» Aim: Each entry below should be echoed exactly, with pictures omitted.
----- Excerpted records
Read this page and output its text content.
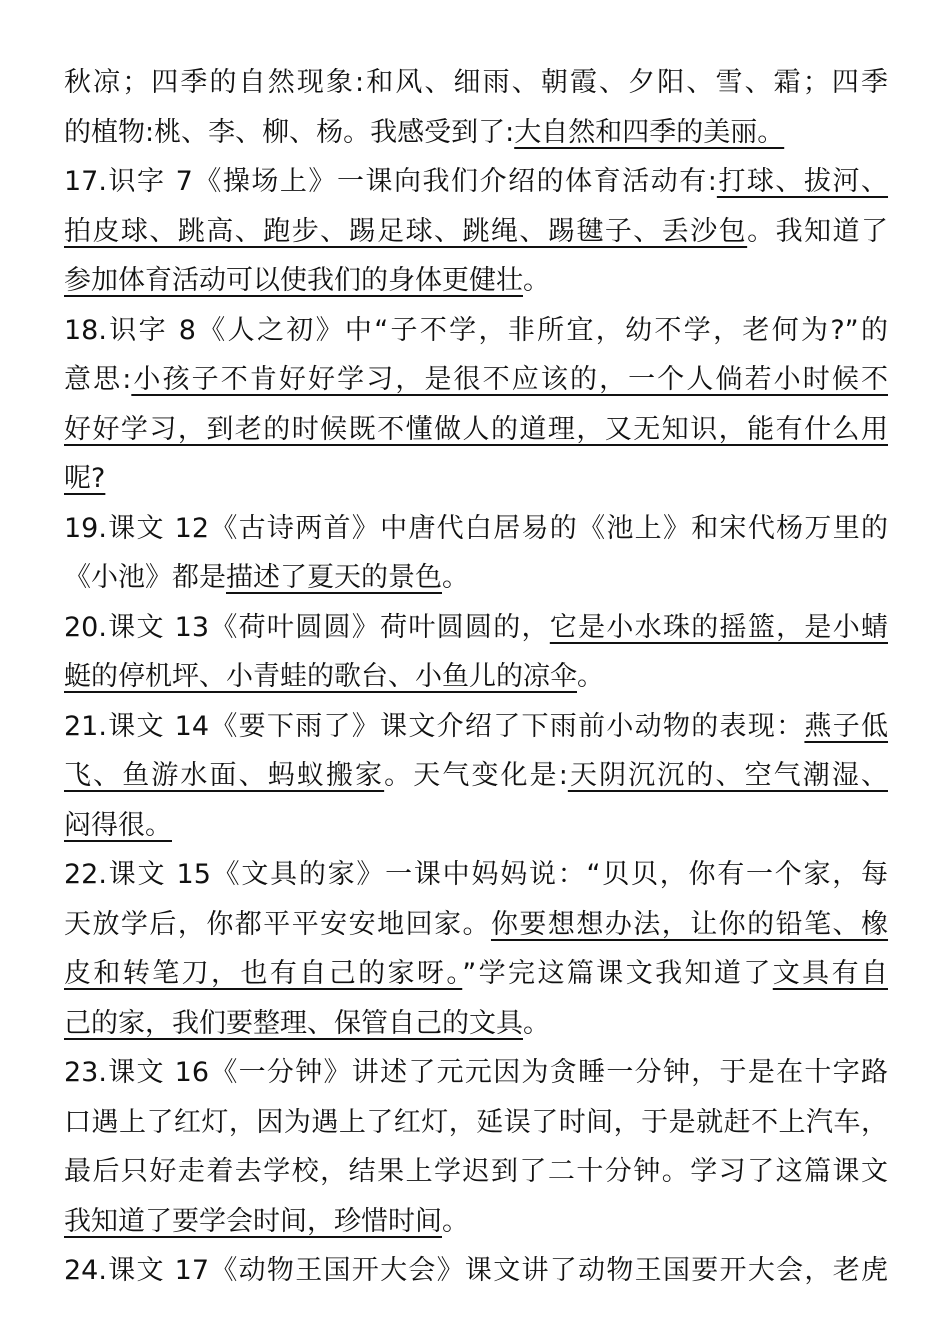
秋凉；四季的自然现象:和风、细雨、朝霞、夕阳、雪、霜；四季
的植物:桃、李、柳、杨。我感受到了:大自然和四季的美丽。
17.识字 7《操场上》一课向我们介绍的体育活动有:打球、拔河、
拍皮球、跳高、跑步、踢足球、跳绳、踢毽子、丢沙包。我知道了
参加体育活动可以使我们的身体更健壮。
18.识字 8《人之初》中“子不学，非所宜，幼不学，老何为?”的
意思:小孩子不肯好好学习，是很不应该的，一个人倘若小时候不
好好学习，到老的时候既不懂做人的道理，又无知识，能有什么用
呢?
19.课文 12《古诗两首》中唐代白居易的《池上》和宋代杨万里的
《小池》都是描述了夏天的景色。
20.课文 13《荷叶圆圆》荷叶圆圆的，它是小水珠的摇篮，是小蜻
蜓的停机坪、小青蛙的歌台、小鱼儿的凉伞。
21.课文 14《要下雨了》课文介绍了下雨前小动物的表现：燕子低
飞、鱼游水面、蚂蚁搬家。天气变化是:天阴沉沉的、空气潮湿、
闷得很。
22.课文 15《文具的家》一课中妈妈说：“贝贝，你有一个家，每
天放学后，你都平平安安地回家。你要想想办法，让你的铅笔、橡
皮和转笔刀，也有自己的家呀。”学完这篇课文我知道了文具有自
己的家，我们要整理、保管自己的文具。
23.课文 16《一分钟》讲述了元元因为贪睡一分钟，于是在十字路
口遇上了红灯，因为遇上了红灯，延误了时间，于是就赶不上汽车，
最后只好走着去学校，结果上学迟到了二十分钟。学习了这篇课文
我知道了要学会时间，珍惜时间。
24.课文 17《动物王国开大会》课文讲了动物王国要开大会，老虎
----------
» Result of the task:
Read this page and output its text content.
秋凉；四季的自然现象:和风、细雨、朝霞、夕阳、雪、霜；四季
的植物:桃、李、柳、杨。我感受到了:大自然和四季的美丽。
17.识字 7《操场上》一课向我们介绍的体育活动有:打球、拔河、
拍皮球、跳高、跑步、踢足球、跳绳、踢毽子、丢沙包。我知道了
参加体育活动可以使我们的身体更健壮。
18.识字 8《人之初》中“子不学，非所宜，幼不学，老何为?”的
意思:小孩子不肯好好学习，是很不应该的，一个人倘若小时候不
好好学习，到老的时候既不懂做人的道理，又无知识，能有什么用
呢?
19.课文 12《古诗两首》中唐代白居易的《池上》和宋代杨万里的
《小池》都是描述了夏天的景色。
20.课文 13《荷叶圆圆》荷叶圆圆的，它是小水珠的摇篮，是小蜻
蜓的停机坪、小青蛙的歌台、小鱼儿的凉伞。
21.课文 14《要下雨了》课文介绍了下雨前小动物的表现：燕子低
飞、鱼游水面、蚂蚁搬家。天气变化是:天阴沉沉的、空气潮湿、
闷得很。
22.课文 15《文具的家》一课中妈妈说：“贝贝，你有一个家，每
天放学后，你都平平安安地回家。你要想想办法，让你的铅笔、橡
皮和转笔刀，也有自己的家呀。”学完这篇课文我知道了文具有自
己的家，我们要整理、保管自己的文具。
23.课文 16《一分钟》讲述了元元因为贪睡一分钟，于是在十字路
口遇上了红灯，因为遇上了红灯，延误了时间，于是就赶不上汽车，
最后只好走着去学校，结果上学迟到了二十分钟。学习了这篇课文
我知道了要学会时间，珍惜时间。
24.课文 17《动物王国开大会》课文讲了动物王国要开大会，老虎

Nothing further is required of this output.